++++ Recorded information ++++

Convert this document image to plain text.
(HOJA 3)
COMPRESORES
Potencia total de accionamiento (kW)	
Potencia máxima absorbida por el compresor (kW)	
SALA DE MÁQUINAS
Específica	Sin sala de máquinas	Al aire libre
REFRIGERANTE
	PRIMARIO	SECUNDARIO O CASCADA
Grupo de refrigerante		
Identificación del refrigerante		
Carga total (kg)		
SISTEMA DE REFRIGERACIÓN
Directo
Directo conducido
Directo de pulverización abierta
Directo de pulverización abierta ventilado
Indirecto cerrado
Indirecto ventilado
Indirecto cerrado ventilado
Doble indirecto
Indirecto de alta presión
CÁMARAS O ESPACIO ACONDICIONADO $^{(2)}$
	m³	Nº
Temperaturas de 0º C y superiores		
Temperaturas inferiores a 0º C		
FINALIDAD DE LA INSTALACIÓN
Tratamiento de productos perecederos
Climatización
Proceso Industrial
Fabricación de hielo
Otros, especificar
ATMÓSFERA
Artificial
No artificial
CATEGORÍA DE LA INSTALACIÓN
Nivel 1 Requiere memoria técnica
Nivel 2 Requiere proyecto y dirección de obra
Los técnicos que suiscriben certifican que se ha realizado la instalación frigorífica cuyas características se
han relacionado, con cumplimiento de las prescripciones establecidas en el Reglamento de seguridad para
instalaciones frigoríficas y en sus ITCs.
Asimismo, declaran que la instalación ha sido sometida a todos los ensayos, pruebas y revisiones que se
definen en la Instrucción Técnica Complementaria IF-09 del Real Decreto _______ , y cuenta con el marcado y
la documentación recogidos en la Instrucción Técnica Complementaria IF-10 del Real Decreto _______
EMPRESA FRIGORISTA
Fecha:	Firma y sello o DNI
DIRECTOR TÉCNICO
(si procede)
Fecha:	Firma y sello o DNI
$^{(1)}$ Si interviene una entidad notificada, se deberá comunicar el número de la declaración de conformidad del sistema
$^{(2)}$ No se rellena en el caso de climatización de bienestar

++++

#### [What to produce]
Locate the word "Complementaria" in the data above. Copy every line carrying it.

#### [Response]
definen en la Instrucción Técnica Complementaria IF-09 del Real Decreto _______ , y cuenta con el marcado y
la documentación recogidos en la Instrucción Técnica Complementaria IF-10 del Real Decreto _______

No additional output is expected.